_Stated task_
Each record must be retyped in full. No character may differ.

———

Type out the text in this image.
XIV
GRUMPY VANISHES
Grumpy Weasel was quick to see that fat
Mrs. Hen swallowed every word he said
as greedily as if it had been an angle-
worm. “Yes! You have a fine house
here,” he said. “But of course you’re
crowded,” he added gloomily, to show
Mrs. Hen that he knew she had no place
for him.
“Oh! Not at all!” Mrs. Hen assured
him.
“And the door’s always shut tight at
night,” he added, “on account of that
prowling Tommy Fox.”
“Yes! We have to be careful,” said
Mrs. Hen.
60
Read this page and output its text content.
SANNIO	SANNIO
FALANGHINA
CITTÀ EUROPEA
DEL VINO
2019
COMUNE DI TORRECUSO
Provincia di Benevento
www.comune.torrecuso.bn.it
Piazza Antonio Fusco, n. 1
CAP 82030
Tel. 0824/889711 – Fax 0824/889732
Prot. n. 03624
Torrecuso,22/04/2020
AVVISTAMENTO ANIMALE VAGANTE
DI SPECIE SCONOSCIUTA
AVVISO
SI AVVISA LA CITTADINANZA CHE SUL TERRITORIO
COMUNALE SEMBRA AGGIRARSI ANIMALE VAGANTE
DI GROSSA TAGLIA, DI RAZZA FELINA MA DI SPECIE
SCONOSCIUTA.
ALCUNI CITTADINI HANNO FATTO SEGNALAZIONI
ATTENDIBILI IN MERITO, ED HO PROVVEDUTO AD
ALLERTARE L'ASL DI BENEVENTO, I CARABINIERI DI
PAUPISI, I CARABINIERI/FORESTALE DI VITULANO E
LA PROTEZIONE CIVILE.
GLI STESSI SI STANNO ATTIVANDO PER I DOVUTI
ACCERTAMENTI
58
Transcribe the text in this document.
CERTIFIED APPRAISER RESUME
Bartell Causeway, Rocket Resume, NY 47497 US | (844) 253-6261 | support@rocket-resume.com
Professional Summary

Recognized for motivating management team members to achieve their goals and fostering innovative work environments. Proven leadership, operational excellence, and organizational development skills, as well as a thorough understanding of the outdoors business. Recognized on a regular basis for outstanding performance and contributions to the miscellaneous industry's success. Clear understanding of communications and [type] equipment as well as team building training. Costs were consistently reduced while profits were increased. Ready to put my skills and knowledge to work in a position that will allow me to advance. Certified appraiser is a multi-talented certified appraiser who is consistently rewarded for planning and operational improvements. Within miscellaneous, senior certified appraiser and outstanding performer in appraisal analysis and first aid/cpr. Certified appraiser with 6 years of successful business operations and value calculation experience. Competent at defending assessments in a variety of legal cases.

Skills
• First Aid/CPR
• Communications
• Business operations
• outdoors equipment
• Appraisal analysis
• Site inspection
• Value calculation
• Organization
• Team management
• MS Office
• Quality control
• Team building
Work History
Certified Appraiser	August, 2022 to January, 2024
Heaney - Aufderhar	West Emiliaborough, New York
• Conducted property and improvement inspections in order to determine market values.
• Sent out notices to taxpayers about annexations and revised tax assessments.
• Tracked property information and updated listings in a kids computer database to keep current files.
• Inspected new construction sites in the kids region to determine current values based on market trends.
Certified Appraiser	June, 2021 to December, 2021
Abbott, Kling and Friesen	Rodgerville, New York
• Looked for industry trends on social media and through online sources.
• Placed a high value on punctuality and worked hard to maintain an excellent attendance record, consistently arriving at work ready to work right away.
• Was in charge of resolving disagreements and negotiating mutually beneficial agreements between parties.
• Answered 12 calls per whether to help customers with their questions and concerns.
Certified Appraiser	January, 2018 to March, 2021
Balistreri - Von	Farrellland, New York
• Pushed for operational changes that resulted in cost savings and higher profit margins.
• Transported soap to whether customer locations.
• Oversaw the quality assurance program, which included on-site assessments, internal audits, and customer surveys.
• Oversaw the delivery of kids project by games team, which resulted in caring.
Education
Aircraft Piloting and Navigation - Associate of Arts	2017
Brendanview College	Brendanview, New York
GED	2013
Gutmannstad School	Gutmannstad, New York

———

_Output_
Type out the text in this image.
XIV
GRUMPY VANISHES
Grumpy Weasel was quick to see that fat
Mrs. Hen swallowed every word he said
as greedily as if it had been an angle-
worm. “Yes! You have a fine house
here,” he said. “But of course you’re
crowded,” he added gloomily, to show
Mrs. Hen that he knew she had no place
for him.
“Oh! Not at all!” Mrs. Hen assured
him.
“And the door’s always shut tight at
night,” he added, “on account of that
prowling Tommy Fox.”
“Yes! We have to be careful,” said
Mrs. Hen.
60
Read this page and output its text content.
SANNIO	SANNIO
FALANGHINA
CITTÀ EUROPEA
DEL VINO
2019
COMUNE DI TORRECUSO
Provincia di Benevento
www.comune.torrecuso.bn.it
Piazza Antonio Fusco, n. 1
CAP 82030
Tel. 0824/889711 – Fax 0824/889732
Prot. n. 03624
Torrecuso,22/04/2020
AVVISTAMENTO ANIMALE VAGANTE
DI SPECIE SCONOSCIUTA
AVVISO
SI AVVISA LA CITTADINANZA CHE SUL TERRITORIO
COMUNALE SEMBRA AGGIRARSI ANIMALE VAGANTE
DI GROSSA TAGLIA, DI RAZZA FELINA MA DI SPECIE
SCONOSCIUTA.
ALCUNI CITTADINI HANNO FATTO SEGNALAZIONI
ATTENDIBILI IN MERITO, ED HO PROVVEDUTO AD
ALLERTARE L'ASL DI BENEVENTO, I CARABINIERI DI
PAUPISI, I CARABINIERI/FORESTALE DI VITULANO E
LA PROTEZIONE CIVILE.
GLI STESSI SI STANNO ATTIVANDO PER I DOVUTI
ACCERTAMENTI
58
Transcribe the text in this document.
CERTIFIED APPRAISER RESUME
Bartell Causeway, Rocket Resume, NY 47497 US | (844) 253-6261 | support@rocket-resume.com
Professional Summary

Recognized for motivating management team members to achieve their goals and fostering innovative work environments. Proven leadership, operational excellence, and organizational development skills, as well as a thorough understanding of the outdoors business. Recognized on a regular basis for outstanding performance and contributions to the miscellaneous industry's success. Clear understanding of communications and [type] equipment as well as team building training. Costs were consistently reduced while profits were increased. Ready to put my skills and knowledge to work in a position that will allow me to advance. Certified appraiser is a multi-talented certified appraiser who is consistently rewarded for planning and operational improvements. Within miscellaneous, senior certified appraiser and outstanding performer in appraisal analysis and first aid/cpr. Certified appraiser with 6 years of successful business operations and value calculation experience. Competent at defending assessments in a variety of legal cases.

Skills
• First Aid/CPR
• Communications
• Business operations
• outdoors equipment
• Appraisal analysis
• Site inspection
• Value calculation
• Organization
• Team management
• MS Office
• Quality control
• Team building
Work History
Certified Appraiser	August, 2022 to January, 2024
Heaney - Aufderhar	West Emiliaborough, New York
• Conducted property and improvement inspections in order to determine market values.
• Sent out notices to taxpayers about annexations and revised tax assessments.
• Tracked property information and updated listings in a kids computer database to keep current files.
• Inspected new construction sites in the kids region to determine current values based on market trends.
Certified Appraiser	June, 2021 to December, 2021
Abbott, Kling and Friesen	Rodgerville, New York
• Looked for industry trends on social media and through online sources.
• Placed a high value on punctuality and worked hard to maintain an excellent attendance record, consistently arriving at work ready to work right away.
• Was in charge of resolving disagreements and negotiating mutually beneficial agreements between parties.
• Answered 12 calls per whether to help customers with their questions and concerns.
Certified Appraiser	January, 2018 to March, 2021
Balistreri - Von	Farrellland, New York
• Pushed for operational changes that resulted in cost savings and higher profit margins.
• Transported soap to whether customer locations.
• Oversaw the quality assurance program, which included on-site assessments, internal audits, and customer surveys.
• Oversaw the delivery of kids project by games team, which resulted in caring.
Education
Aircraft Piloting and Navigation - Associate of Arts	2017
Brendanview College	Brendanview, New York
GED	2013
Gutmannstad School	Gutmannstad, New York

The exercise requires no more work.